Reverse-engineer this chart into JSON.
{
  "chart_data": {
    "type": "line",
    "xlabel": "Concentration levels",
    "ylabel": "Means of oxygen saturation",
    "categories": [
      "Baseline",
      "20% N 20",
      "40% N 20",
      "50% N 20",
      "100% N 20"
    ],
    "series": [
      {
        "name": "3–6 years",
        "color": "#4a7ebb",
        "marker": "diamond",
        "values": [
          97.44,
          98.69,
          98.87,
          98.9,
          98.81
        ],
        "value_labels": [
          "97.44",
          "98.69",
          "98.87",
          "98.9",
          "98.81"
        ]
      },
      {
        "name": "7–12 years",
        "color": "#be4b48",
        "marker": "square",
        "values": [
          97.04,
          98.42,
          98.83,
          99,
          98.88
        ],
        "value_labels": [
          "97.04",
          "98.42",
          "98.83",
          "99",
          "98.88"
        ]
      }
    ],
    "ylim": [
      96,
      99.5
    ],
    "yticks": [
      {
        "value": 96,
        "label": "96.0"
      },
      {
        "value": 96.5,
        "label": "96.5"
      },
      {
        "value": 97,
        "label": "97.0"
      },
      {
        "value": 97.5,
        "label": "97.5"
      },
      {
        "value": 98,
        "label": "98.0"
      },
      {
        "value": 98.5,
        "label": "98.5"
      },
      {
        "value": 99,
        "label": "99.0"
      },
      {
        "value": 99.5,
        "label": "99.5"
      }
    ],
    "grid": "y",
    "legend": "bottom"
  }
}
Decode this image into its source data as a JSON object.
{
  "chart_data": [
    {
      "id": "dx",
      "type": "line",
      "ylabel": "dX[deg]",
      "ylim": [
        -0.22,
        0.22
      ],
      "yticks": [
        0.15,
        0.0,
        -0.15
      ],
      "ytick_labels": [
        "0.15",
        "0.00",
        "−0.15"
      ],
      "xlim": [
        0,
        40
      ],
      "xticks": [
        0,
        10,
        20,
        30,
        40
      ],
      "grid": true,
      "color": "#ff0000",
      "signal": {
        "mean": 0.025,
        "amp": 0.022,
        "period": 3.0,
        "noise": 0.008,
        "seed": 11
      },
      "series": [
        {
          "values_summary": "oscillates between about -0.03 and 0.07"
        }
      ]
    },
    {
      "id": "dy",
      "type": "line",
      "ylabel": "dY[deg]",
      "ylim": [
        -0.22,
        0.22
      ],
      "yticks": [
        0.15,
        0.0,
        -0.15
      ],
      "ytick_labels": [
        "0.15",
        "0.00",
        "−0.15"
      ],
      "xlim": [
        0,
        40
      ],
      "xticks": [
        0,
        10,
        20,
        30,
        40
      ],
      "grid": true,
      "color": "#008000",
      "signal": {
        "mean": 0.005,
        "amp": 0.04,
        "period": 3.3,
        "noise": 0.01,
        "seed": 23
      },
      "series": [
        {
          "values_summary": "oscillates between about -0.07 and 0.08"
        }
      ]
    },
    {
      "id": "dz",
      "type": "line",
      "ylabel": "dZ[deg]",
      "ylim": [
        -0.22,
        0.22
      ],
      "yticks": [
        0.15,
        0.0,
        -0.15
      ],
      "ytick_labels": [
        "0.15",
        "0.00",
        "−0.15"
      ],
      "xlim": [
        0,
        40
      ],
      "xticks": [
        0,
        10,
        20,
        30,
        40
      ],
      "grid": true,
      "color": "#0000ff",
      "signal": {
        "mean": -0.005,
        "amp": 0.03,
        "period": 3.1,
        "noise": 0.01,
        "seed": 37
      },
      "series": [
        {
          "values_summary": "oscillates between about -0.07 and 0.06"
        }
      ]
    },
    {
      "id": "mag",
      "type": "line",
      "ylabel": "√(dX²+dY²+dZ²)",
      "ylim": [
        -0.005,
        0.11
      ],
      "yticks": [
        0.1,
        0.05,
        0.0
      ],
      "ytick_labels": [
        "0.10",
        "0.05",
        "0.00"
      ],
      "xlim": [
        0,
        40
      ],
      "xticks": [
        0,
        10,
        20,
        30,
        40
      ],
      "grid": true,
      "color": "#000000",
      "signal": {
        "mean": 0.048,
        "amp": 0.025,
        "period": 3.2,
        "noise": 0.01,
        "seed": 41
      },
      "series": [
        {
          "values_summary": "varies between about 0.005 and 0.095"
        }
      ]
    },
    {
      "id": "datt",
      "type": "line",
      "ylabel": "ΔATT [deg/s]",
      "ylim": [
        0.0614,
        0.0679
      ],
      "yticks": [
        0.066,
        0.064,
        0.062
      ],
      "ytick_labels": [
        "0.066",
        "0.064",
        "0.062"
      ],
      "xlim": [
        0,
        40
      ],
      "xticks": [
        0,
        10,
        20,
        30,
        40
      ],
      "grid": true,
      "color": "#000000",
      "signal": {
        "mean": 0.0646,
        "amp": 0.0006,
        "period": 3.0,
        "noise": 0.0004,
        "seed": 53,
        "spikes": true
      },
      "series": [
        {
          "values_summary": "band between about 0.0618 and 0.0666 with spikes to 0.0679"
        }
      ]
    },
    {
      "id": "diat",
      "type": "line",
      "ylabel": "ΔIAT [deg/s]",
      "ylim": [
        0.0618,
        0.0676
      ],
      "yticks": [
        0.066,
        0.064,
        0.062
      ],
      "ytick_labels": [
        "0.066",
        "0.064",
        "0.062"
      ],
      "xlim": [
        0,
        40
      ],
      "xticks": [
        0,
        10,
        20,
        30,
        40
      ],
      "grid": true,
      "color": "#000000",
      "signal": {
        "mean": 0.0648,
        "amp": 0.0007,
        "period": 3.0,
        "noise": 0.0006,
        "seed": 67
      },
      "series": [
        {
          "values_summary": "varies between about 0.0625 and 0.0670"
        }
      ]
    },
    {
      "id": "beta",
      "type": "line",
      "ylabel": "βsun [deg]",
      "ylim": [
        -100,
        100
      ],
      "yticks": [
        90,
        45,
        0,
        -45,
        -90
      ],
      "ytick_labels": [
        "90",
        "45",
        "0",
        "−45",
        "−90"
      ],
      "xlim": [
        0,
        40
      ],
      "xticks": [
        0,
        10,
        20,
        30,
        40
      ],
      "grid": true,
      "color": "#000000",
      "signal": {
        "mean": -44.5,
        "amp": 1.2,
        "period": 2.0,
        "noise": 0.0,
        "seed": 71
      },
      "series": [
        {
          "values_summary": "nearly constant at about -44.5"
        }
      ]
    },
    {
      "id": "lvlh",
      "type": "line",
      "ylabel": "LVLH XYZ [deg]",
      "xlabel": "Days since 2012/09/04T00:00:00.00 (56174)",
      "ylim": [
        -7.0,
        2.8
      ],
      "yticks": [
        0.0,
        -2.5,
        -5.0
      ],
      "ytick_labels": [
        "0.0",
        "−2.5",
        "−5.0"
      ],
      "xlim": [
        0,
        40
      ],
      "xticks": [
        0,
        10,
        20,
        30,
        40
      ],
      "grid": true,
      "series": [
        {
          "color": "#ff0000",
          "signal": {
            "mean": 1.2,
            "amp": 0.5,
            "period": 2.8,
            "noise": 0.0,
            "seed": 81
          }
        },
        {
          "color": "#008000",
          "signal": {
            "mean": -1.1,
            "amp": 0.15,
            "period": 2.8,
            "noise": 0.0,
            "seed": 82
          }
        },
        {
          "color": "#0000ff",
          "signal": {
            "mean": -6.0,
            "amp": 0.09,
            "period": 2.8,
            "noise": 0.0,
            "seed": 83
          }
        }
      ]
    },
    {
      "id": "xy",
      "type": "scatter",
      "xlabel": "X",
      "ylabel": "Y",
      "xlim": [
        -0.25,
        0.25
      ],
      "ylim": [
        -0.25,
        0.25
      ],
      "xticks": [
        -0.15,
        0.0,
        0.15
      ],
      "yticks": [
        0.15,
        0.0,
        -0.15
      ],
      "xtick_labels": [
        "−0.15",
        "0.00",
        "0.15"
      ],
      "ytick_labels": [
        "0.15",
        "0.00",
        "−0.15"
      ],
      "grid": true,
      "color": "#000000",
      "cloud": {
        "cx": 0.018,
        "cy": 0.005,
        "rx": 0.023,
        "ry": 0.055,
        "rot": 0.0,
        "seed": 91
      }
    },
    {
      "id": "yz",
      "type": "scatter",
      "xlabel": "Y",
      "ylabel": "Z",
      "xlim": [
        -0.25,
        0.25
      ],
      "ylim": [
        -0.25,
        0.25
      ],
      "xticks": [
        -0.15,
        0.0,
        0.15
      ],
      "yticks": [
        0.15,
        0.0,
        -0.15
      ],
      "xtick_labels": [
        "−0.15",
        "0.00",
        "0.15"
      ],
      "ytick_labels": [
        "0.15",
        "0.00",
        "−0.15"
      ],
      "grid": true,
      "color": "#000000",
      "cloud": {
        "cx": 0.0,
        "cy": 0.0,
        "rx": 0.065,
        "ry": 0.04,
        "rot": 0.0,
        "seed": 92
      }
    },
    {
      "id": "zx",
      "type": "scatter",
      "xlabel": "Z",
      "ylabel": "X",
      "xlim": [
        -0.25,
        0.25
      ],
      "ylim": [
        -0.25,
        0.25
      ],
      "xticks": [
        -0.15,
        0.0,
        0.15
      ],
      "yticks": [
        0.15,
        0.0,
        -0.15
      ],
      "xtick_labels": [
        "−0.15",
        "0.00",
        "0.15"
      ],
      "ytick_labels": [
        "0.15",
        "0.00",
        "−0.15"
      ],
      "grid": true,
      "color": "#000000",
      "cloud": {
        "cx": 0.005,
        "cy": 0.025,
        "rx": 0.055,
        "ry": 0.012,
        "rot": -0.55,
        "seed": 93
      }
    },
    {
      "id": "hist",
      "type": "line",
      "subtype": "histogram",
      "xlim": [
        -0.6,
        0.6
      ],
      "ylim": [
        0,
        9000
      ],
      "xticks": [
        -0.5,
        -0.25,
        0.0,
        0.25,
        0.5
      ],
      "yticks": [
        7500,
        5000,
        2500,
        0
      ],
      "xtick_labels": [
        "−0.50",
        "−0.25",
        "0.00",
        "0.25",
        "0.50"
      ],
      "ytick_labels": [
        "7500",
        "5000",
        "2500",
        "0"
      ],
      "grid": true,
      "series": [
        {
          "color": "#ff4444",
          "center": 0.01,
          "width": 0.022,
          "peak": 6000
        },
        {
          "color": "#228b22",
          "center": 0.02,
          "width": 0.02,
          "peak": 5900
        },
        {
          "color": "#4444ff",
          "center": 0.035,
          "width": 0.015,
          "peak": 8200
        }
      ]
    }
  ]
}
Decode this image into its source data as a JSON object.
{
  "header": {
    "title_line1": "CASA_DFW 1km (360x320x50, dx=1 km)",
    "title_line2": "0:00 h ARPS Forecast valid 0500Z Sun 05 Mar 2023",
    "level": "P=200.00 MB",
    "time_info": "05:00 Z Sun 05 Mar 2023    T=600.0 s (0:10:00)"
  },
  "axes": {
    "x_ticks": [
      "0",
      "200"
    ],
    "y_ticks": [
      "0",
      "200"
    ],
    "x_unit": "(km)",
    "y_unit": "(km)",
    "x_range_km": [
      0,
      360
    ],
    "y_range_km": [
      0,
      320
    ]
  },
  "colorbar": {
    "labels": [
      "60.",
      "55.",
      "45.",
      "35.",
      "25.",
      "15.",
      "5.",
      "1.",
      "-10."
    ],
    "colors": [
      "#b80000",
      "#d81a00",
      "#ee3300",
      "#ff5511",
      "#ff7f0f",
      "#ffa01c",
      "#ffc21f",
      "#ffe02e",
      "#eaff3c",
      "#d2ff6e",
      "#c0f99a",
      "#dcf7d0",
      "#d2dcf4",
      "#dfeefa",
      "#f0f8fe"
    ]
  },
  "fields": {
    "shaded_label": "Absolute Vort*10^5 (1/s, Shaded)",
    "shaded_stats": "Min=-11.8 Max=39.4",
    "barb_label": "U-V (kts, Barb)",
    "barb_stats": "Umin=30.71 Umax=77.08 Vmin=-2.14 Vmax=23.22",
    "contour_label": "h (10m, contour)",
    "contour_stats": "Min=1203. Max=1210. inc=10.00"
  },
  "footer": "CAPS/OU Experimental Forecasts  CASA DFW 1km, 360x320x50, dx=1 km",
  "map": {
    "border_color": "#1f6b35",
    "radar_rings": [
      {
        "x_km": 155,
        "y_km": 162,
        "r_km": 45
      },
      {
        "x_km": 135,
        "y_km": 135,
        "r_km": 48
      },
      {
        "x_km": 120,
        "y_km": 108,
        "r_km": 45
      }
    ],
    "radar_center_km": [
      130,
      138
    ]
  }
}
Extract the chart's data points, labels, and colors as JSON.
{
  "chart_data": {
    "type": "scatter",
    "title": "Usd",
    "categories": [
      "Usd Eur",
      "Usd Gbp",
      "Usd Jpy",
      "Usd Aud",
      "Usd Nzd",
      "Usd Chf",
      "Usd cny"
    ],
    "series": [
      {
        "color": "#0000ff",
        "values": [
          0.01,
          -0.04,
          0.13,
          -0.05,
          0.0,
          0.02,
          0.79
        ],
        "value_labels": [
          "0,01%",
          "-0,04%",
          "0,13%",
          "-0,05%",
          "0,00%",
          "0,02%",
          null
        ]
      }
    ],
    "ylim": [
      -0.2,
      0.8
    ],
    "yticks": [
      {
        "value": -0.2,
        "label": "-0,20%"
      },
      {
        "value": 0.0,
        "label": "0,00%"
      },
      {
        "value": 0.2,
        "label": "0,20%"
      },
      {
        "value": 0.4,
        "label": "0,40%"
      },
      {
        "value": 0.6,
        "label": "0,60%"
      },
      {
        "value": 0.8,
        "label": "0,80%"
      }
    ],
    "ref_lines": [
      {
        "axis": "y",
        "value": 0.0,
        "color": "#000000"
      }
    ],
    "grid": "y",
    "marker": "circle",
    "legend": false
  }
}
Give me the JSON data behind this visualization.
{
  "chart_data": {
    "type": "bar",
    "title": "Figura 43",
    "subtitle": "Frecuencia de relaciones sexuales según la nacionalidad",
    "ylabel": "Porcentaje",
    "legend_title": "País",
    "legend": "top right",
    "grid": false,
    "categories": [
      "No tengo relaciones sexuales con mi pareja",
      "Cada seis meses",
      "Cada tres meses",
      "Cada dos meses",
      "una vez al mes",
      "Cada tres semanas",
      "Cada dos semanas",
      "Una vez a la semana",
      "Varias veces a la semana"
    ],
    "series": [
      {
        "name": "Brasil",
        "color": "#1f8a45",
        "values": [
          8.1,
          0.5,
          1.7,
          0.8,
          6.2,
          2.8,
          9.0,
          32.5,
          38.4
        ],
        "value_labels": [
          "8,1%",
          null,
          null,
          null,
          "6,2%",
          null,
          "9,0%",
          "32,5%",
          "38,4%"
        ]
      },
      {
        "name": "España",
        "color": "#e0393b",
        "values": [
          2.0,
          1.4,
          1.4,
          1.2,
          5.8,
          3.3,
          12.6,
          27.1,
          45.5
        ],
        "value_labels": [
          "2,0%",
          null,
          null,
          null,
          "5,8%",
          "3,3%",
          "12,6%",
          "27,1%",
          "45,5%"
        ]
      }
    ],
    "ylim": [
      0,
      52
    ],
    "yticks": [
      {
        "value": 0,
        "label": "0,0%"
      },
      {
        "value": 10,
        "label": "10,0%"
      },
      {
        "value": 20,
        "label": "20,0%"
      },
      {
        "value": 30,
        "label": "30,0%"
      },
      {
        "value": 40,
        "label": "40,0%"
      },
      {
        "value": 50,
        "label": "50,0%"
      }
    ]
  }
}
******************************
Read the data above and pull out each line that holds the string "varies".

- EXPECTED ANSWER -
          "values_summary": "varies between about 0.005 and 0.095"
          "values_summary": "varies between about 0.0625 and 0.0670"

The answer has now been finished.